== AVAILABLE RECORDS ==

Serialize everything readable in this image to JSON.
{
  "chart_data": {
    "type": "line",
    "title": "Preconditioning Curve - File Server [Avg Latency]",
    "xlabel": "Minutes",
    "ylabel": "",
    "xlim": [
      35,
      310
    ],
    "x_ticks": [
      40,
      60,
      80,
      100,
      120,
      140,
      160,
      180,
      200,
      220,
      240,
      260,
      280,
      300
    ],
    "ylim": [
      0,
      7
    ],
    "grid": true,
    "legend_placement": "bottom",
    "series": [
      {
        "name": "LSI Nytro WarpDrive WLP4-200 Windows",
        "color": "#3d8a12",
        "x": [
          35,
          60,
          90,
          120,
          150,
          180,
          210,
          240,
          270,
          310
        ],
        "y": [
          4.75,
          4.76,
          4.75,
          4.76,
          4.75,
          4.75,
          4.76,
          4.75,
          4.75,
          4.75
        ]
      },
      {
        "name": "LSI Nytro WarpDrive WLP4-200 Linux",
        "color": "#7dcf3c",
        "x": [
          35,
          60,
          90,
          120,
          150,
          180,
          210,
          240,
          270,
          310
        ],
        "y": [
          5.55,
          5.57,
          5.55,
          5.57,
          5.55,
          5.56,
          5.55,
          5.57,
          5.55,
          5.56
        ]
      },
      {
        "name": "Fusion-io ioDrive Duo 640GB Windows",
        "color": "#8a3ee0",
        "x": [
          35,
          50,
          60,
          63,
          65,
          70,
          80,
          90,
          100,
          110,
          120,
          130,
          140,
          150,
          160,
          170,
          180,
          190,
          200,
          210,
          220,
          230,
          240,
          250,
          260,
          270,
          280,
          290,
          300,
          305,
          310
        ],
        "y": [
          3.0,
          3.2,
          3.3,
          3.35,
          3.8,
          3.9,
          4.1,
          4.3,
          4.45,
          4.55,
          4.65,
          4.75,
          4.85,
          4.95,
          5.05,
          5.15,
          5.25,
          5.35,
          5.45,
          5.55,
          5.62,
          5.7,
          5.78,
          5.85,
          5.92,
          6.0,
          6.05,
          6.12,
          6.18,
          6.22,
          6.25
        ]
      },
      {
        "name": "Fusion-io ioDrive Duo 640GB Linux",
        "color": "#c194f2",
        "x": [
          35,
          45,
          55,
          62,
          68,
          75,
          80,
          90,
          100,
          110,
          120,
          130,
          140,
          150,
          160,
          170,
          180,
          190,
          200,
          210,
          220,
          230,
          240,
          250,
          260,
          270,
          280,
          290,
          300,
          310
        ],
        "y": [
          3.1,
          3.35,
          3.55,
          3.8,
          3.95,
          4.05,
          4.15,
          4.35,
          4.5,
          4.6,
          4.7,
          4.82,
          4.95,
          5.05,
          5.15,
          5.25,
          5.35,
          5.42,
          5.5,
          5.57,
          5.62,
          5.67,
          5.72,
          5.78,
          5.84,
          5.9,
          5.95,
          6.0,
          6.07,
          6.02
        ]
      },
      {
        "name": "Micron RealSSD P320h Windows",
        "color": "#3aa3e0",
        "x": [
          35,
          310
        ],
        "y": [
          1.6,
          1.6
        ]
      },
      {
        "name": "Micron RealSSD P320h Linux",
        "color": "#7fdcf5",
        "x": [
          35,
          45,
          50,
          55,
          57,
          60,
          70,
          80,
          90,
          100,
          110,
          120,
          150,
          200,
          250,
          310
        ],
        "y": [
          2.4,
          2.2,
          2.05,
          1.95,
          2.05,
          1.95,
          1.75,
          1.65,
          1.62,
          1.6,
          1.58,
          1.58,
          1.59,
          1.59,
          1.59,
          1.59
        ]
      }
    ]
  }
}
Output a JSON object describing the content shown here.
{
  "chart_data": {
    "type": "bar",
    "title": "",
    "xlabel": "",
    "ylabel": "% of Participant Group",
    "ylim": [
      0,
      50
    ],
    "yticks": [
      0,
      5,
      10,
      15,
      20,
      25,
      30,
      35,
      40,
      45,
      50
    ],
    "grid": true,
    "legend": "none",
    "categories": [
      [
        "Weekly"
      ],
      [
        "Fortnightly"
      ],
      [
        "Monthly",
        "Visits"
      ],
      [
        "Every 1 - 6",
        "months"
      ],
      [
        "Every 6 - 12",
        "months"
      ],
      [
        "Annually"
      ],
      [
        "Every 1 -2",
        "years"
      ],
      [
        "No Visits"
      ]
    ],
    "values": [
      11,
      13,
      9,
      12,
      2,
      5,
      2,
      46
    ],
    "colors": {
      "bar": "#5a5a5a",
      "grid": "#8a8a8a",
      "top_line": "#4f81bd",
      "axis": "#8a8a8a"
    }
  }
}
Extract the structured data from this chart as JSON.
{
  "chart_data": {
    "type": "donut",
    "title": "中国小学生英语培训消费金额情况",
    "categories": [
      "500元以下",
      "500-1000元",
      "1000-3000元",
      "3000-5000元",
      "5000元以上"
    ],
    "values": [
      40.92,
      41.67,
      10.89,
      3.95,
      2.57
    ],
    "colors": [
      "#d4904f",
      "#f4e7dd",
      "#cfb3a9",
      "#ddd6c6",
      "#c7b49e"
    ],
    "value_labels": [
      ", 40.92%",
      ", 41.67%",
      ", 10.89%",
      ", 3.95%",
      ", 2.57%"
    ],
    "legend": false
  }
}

===

→ DIRECTION
In the entries above, identify each line that includes the string "Fusion", then copy it.

→ OUTPUT BELOW
        "name": "Fusion-io ioDrive Duo 640GB Windows",
        "name": "Fusion-io ioDrive Duo 640GB Linux",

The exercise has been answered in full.